> _Objectif_
Reproduisez mot pour mot l'intégralité du passage ci-dessous sur le contrôle exercé par la CEDH.

> _Passage fourni_

Si la procédure menée à l’encontre d’une décision d’une autorité de régulation relève bien de l’article 6, paragraphe 1, le contrôle exercé par la CEDH sur la décision attaquée s’effectuera en deux temps : la sanction prise par ladite autorité devra être contrôlée par un tribunal offrant les garanties au sens de l’article 6 de la Convention (c’est-à-dire indépendant et impartial), d’une part, et ce tribunal devra exercer un contrôle de pleine juridiction au sens de la jurisprudence de la CEDH, d’autre part.
La décision d’une autorité administrative ne remplissant pas elle-même les conditions de l’article 6 doit pouvoir être soumise au contrôle ultérieur d’un organe judiciaire de pleine juridiction. La CEDH définit la caractéristique d’un organe judiciaire de pleine juridiction de la manière suivante : pouvoir de réformer en tous points, en fait comme en droit, la décision entreprise, rendue par ladite autorité, autorité qui doit notamment avoir compétence pour se pencher sur toutes les questions de fait et de droit pertinentes pour le litige dont elle se trouve saisie.
Concernant les perquisitions ou visites et saisies opérées dans les locaux d’une société commerciale, la CEDH a jugé qu’elles peuvent porter atteinte aux droits protégés par l’article 8 de la Convention (CEDH, 16 avril 2002, Société Colas Est e.a. c/ France, n° 37971/97, et 15 juillet 2003, Ernst e.a. c/ Belgique, n° 33400/96). De même la fouille et la saisie de données électroniques s’analysent comme une ingérence dans le droit au respect de la « vie privée » et de la « correspondance » au sens des stipulations de l’article 8 (CEDH, 2 avril 2015, Vinci Construction et GTM génie civil et services c/ France, no° 63629/10 et 60567/10). Une telle ingérence méconnaît l’article 8 sauf si, elle est « prévue par la loi », elle poursuit un ou des buts légitimes au regard du paragraphe 2 de l’article 8 et est « nécessaire dans une société démocratique » pour les atteindre. S’agissant des visites domiciliaires et des saisies, la CEDH recherche si la législation et la pratique internes offraient des garanties adéquates et suffisantes contre les abus et l’arbitraire (CEDH, 25 février 1993, Funke c/ France, n° 10588/83 ; Société Colas Est e.a. c/ France, préc.), notamment s’il existe un « contrôle efficace » des mesures attentatoires à l’article 8 de la Convention.

> _Matériel recueilli_
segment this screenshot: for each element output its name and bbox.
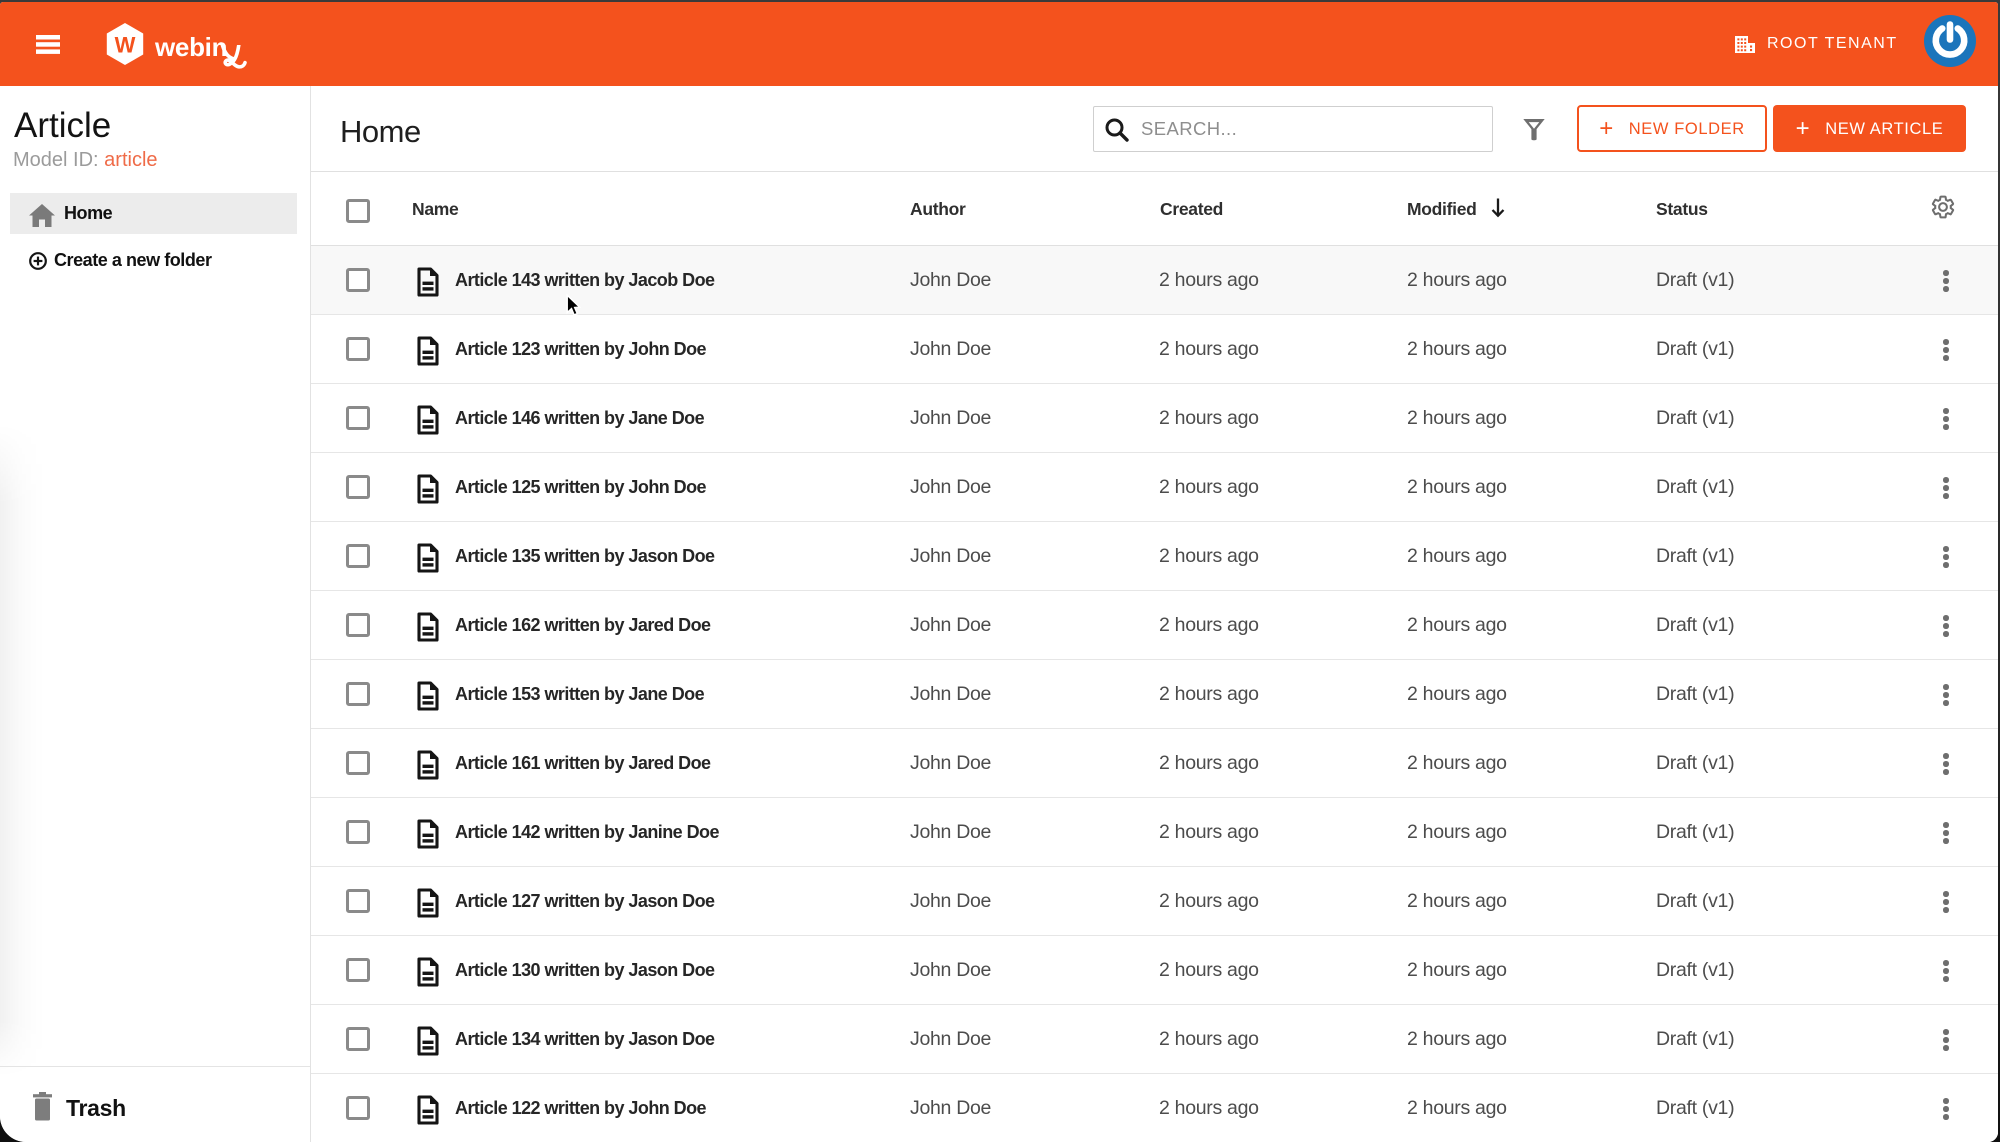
svg-text:W: W <box>115 33 136 58</box>
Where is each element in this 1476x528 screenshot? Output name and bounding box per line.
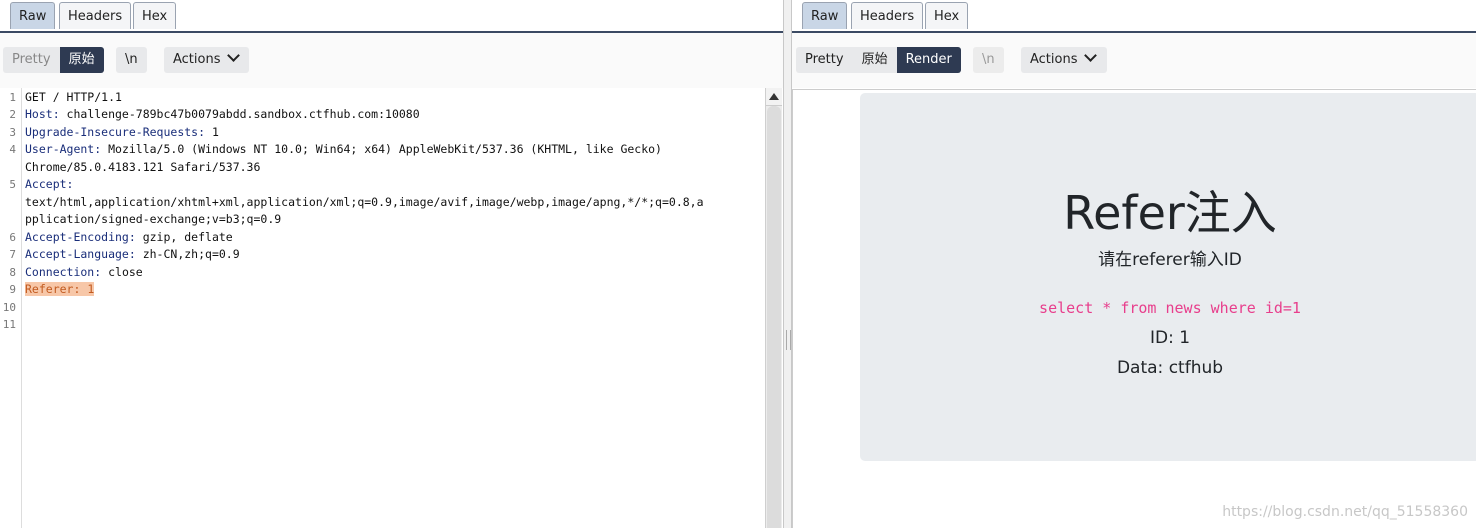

> _Résultat_
Si la procédure menée à l’encontre d’une décision d’une autorité de régulation relève bien de l’article 6, paragraphe 1, le contrôle exercé par la CEDH sur la décision attaquée s’effectuera en deux temps : la sanction prise par ladite autorité devra être contrôlée par un tribunal offrant les garanties au sens de l’article 6 de la Convention (c’est-à-dire indépendant et impartial), d’une part, et ce tribunal devra exercer un contrôle de pleine juridiction au sens de la jurisprudence de la CEDH, d’autre part.
La décision d’une autorité administrative ne remplissant pas elle-même les conditions de l’article 6 doit pouvoir être soumise au contrôle ultérieur d’un organe judiciaire de pleine juridiction. La CEDH définit la caractéristique d’un organe judiciaire de pleine juridiction de la manière suivante : pouvoir de réformer en tous points, en fait comme en droit, la décision entreprise, rendue par ladite autorité, autorité qui doit notamment avoir compétence pour se pencher sur toutes les questions de fait et de droit pertinentes pour le litige dont elle se trouve saisie.
Concernant les perquisitions ou visites et saisies opérées dans les locaux d’une société commerciale, la CEDH a jugé qu’elles peuvent porter atteinte aux droits protégés par l’article 8 de la Convention (CEDH, 16 avril 2002, Société Colas Est e.a. c/ France, n° 37971/97, et 15 juillet 2003, Ernst e.a. c/ Belgique, n° 33400/96). De même la fouille et la saisie de données électroniques s’analysent comme une ingérence dans le droit au respect de la « vie privée » et de la « correspondance » au sens des stipulations de l’article 8 (CEDH, 2 avril 2015, Vinci Construction et GTM génie civil et services c/ France, no° 63629/10 et 60567/10). Une telle ingérence méconnaît l’article 8 sauf si, elle est « prévue par la loi », elle poursuit un ou des buts légitimes au regard du paragraphe 2 de l’article 8 et est « nécessaire dans une société démocratique » pour les atteindre. S’agissant des visites domiciliaires et des saisies, la CEDH recherche si la législation et la pratique internes offraient des garanties adéquates et suffisantes contre les abus et l’arbitraire (CEDH, 25 février 1993, Funke c/ France, n° 10588/83 ; Société Colas Est e.a. c/ France, préc.), notamment s’il existe un « contrôle efficace » des mesures attentatoires à l’article 8 de la Convention.